**Exercise materials**

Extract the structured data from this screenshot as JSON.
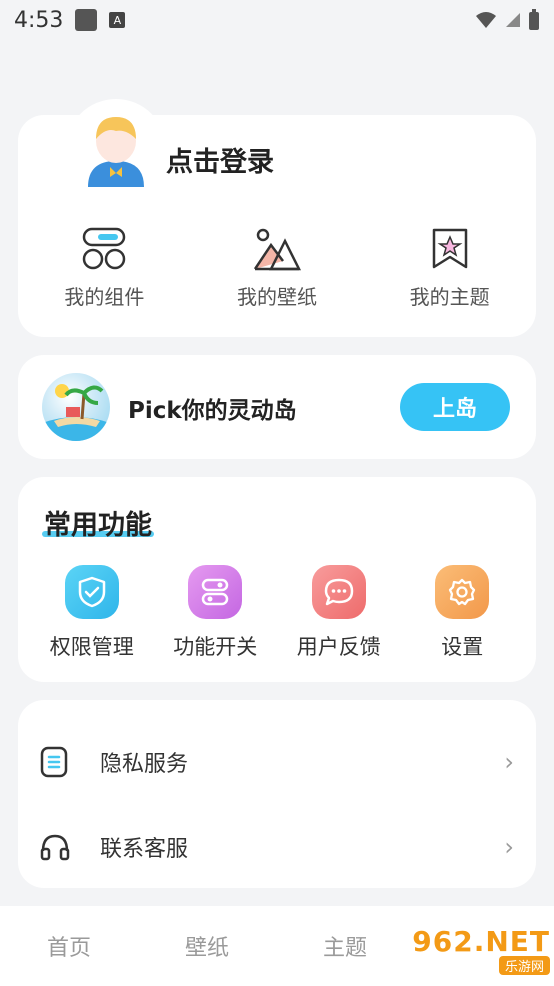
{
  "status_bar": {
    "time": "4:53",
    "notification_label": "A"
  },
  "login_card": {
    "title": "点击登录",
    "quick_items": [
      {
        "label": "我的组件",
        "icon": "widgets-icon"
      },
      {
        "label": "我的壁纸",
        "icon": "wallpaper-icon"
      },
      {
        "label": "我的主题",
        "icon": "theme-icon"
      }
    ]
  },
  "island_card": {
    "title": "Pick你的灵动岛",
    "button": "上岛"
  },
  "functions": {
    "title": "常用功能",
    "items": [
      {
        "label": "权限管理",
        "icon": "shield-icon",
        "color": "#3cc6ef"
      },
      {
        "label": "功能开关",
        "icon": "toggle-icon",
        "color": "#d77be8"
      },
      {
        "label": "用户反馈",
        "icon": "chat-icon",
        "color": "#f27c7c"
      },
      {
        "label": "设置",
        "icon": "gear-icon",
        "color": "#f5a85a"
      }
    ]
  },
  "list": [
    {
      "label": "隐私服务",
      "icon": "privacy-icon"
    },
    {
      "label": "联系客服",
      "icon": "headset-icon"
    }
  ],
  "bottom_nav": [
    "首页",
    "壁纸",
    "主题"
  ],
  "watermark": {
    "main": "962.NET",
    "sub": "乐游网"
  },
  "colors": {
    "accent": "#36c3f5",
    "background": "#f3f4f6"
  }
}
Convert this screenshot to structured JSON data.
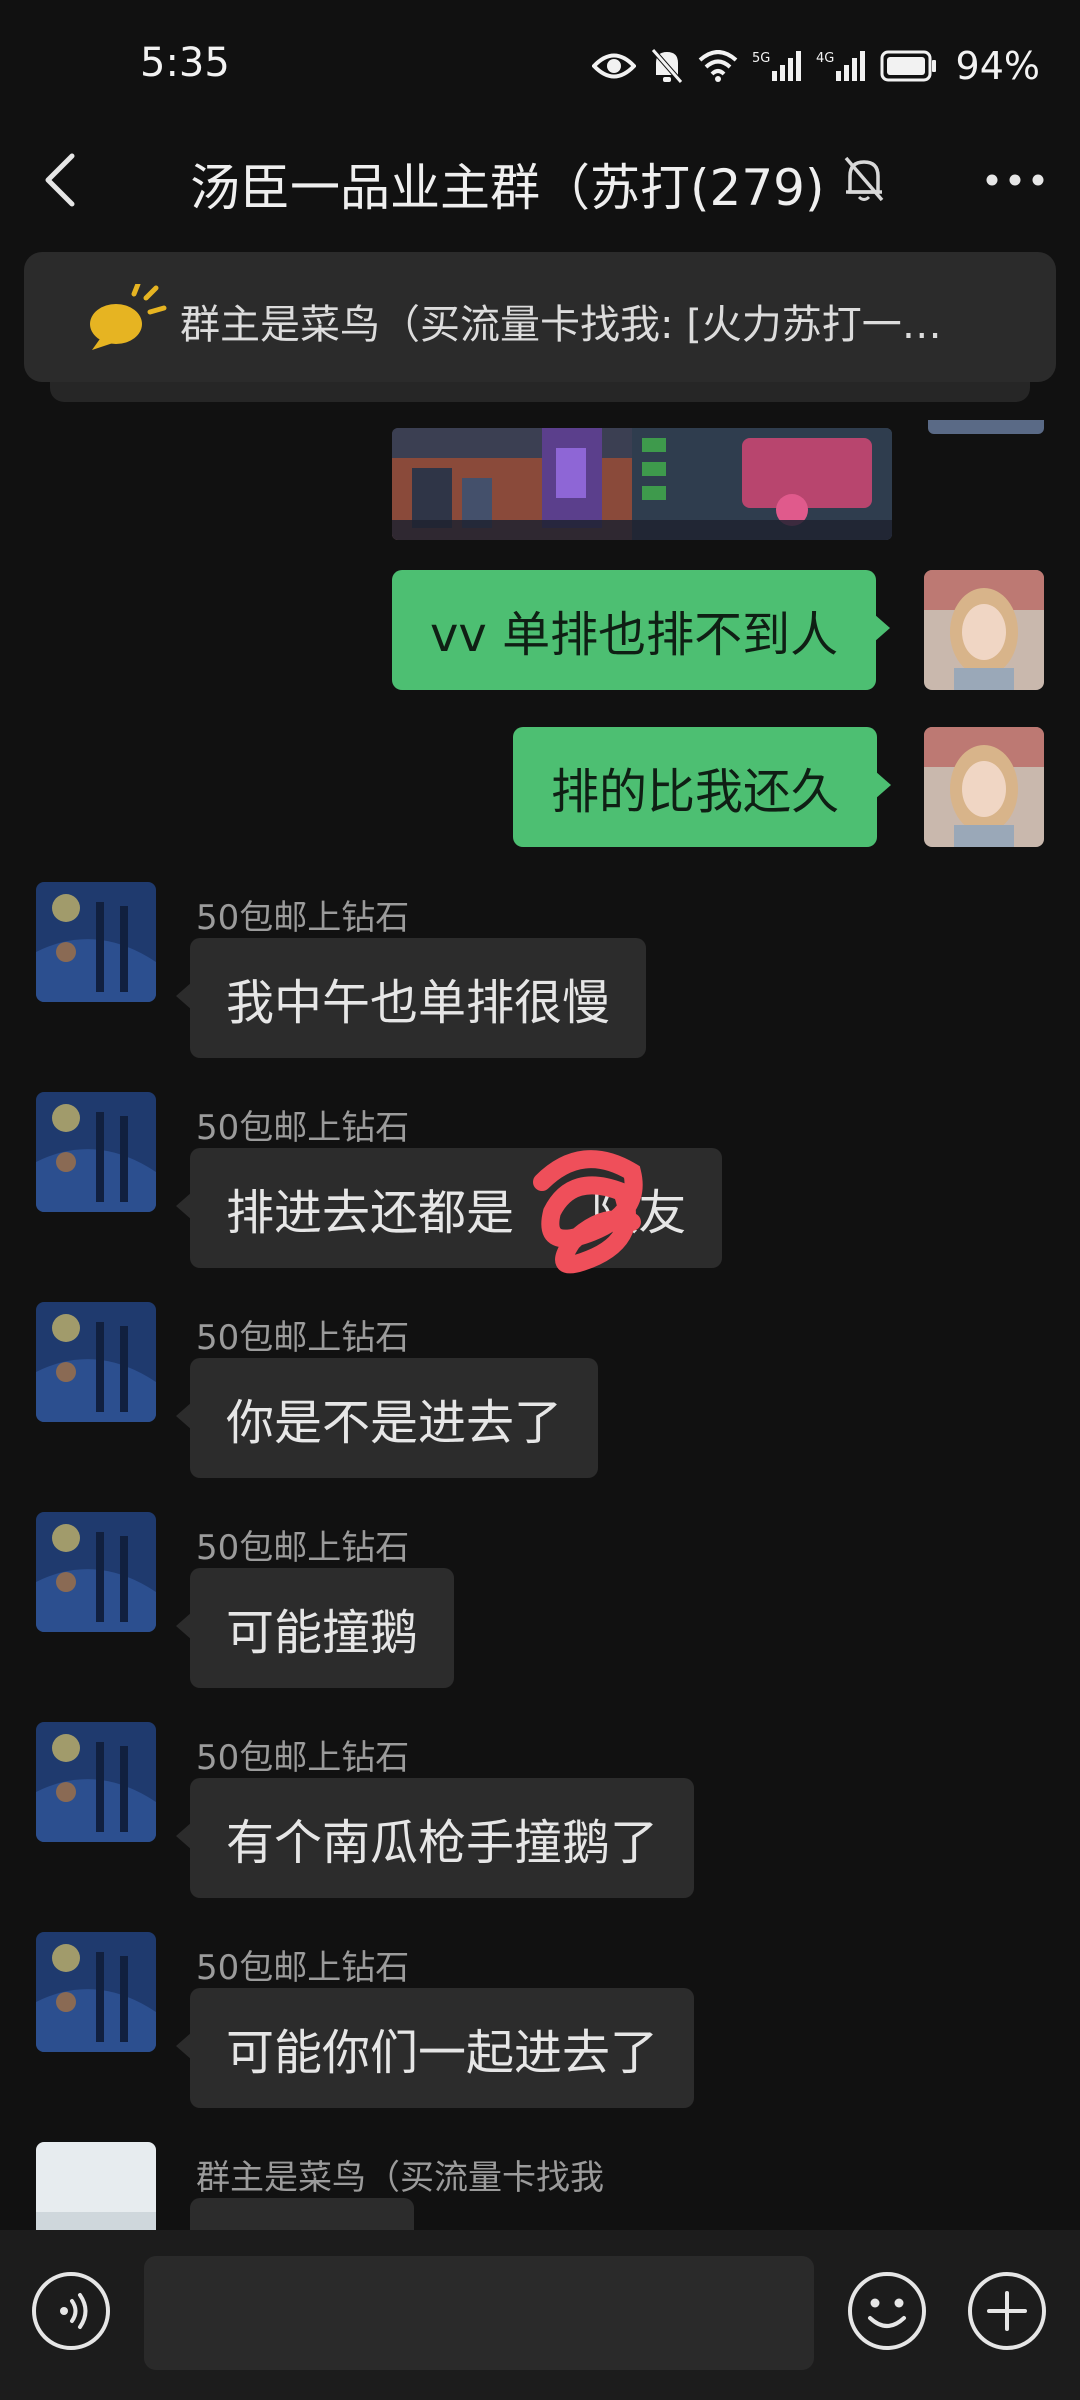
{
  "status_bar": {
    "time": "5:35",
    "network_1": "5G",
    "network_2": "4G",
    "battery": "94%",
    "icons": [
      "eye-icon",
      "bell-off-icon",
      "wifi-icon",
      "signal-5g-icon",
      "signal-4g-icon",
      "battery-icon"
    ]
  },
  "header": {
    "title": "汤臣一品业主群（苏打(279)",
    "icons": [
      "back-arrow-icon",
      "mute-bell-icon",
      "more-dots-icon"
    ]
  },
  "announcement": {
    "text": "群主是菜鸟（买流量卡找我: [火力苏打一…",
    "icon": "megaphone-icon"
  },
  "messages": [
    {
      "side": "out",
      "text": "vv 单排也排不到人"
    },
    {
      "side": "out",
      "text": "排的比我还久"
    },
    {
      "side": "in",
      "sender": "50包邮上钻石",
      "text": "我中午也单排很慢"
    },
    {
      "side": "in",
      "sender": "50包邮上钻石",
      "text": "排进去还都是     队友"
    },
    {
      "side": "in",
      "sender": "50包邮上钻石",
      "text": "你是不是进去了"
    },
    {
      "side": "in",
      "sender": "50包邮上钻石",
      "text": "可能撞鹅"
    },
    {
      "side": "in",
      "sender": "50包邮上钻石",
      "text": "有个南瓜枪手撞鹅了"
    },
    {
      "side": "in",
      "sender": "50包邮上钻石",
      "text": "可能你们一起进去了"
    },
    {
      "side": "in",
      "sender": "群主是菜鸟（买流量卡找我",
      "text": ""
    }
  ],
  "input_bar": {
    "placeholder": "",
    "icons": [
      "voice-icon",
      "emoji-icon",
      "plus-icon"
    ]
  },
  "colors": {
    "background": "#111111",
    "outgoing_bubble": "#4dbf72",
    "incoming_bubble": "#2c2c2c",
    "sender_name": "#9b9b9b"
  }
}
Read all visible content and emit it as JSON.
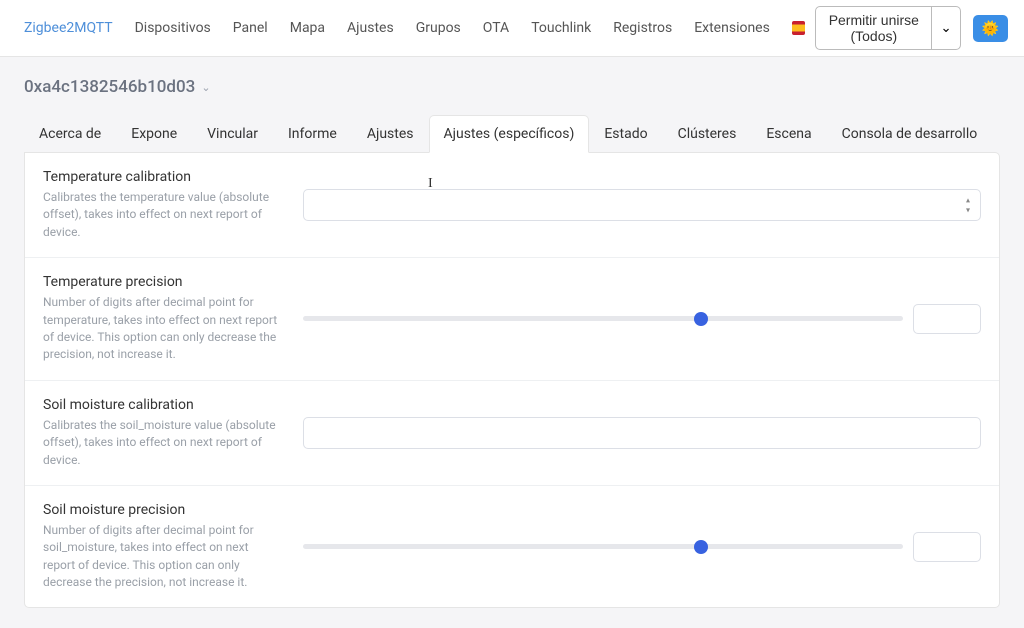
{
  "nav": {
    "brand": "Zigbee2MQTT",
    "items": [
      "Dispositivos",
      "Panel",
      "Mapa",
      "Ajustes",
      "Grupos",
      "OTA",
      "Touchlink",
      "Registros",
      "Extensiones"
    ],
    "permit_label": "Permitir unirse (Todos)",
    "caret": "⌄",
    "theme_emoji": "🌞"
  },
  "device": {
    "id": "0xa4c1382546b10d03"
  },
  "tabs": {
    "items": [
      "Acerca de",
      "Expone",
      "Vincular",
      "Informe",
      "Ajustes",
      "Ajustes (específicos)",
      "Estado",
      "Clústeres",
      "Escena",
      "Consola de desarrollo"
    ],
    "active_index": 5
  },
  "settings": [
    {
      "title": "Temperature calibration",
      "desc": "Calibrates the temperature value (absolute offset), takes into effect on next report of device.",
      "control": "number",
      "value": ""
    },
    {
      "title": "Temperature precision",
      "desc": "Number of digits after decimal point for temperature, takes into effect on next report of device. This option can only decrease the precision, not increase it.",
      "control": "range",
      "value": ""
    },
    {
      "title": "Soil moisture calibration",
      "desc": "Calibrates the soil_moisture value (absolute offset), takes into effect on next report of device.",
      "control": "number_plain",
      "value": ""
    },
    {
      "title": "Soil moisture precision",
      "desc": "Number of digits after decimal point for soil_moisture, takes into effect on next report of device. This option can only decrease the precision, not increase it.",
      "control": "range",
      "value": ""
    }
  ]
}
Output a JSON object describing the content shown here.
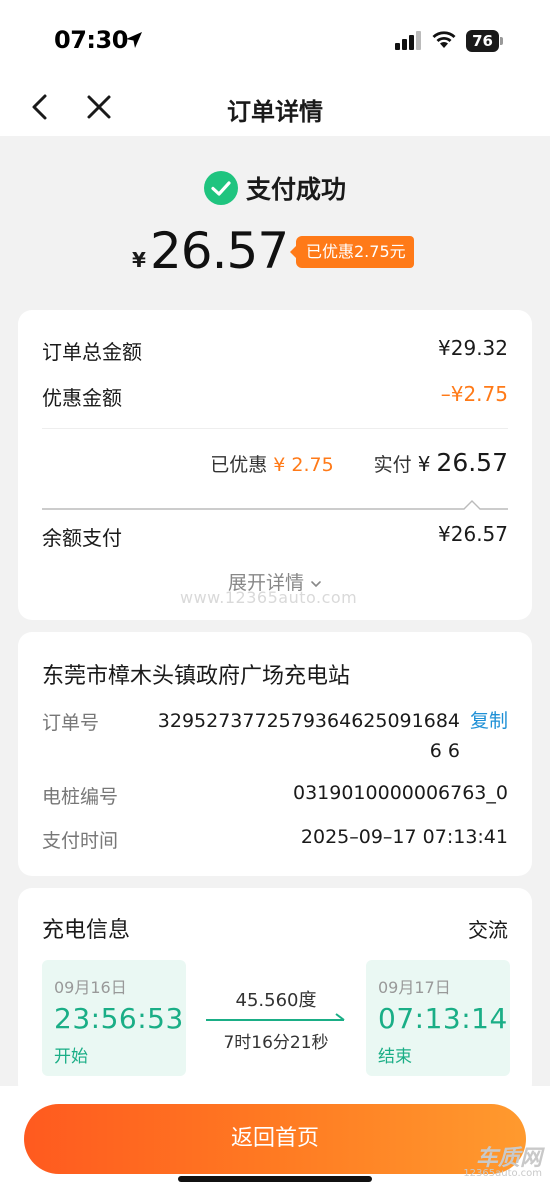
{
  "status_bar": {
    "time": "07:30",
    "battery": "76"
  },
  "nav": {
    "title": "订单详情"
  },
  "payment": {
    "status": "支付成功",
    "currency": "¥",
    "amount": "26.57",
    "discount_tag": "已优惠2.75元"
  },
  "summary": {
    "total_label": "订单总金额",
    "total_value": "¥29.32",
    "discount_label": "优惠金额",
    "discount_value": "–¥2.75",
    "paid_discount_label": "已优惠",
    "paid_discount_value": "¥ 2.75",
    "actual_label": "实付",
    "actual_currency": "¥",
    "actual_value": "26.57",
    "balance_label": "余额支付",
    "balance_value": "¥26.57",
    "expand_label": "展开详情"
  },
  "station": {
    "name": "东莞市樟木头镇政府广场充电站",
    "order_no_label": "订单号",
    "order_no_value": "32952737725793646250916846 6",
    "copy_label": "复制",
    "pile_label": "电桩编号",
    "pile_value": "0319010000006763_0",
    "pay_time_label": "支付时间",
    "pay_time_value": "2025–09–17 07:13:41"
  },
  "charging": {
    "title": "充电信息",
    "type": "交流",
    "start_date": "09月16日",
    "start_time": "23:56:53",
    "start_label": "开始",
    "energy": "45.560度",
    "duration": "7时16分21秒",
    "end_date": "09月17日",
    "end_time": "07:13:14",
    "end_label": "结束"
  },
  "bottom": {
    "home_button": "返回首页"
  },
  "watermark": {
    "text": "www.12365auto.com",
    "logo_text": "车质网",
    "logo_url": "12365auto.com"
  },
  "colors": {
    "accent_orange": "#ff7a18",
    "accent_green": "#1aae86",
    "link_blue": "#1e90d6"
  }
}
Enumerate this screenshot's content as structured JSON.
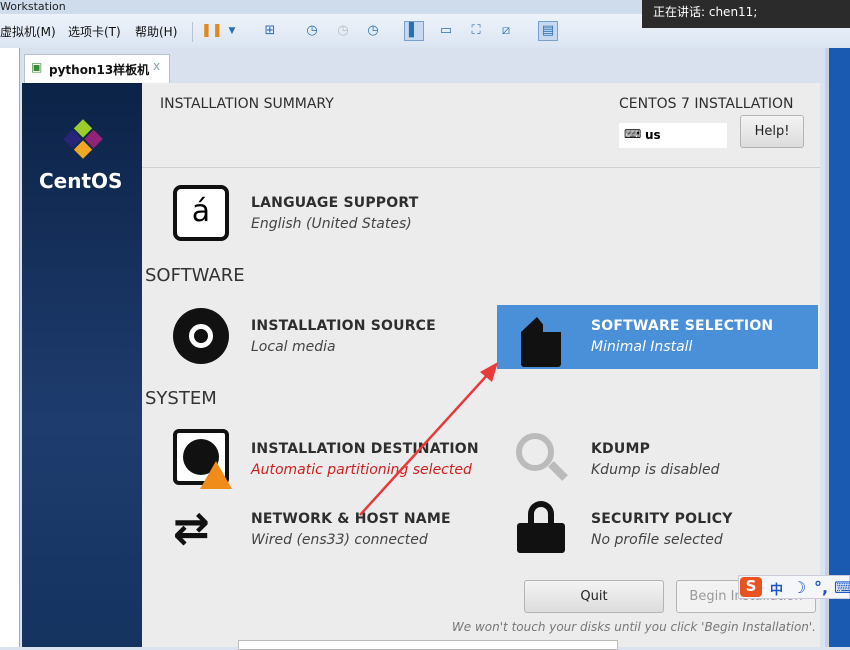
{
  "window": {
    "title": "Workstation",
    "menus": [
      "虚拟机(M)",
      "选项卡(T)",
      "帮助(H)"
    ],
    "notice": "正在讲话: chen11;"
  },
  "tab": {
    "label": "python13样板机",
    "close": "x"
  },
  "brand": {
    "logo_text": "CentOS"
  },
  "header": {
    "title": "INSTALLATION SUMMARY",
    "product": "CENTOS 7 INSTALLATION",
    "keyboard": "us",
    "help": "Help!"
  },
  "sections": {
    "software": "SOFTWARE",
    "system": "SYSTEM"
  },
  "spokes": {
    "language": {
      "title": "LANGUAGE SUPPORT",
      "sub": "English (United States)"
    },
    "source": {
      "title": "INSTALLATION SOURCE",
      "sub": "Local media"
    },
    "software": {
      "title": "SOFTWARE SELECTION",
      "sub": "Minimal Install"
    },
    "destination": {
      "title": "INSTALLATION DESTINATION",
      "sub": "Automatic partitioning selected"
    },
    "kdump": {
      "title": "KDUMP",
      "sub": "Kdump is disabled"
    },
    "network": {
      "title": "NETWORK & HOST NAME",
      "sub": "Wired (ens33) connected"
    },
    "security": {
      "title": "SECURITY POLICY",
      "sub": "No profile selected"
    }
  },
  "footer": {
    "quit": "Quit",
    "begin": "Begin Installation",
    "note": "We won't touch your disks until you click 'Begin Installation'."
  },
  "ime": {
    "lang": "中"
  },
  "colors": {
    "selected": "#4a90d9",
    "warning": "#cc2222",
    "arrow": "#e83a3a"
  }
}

**Written request**
List each line holding the string "screenshot".

**Finished answer**
Extract the structured data from this screenshot as JSON.
Convert this screenshot to structured JSON data.
Enumerate this screenshot's content as structured JSON.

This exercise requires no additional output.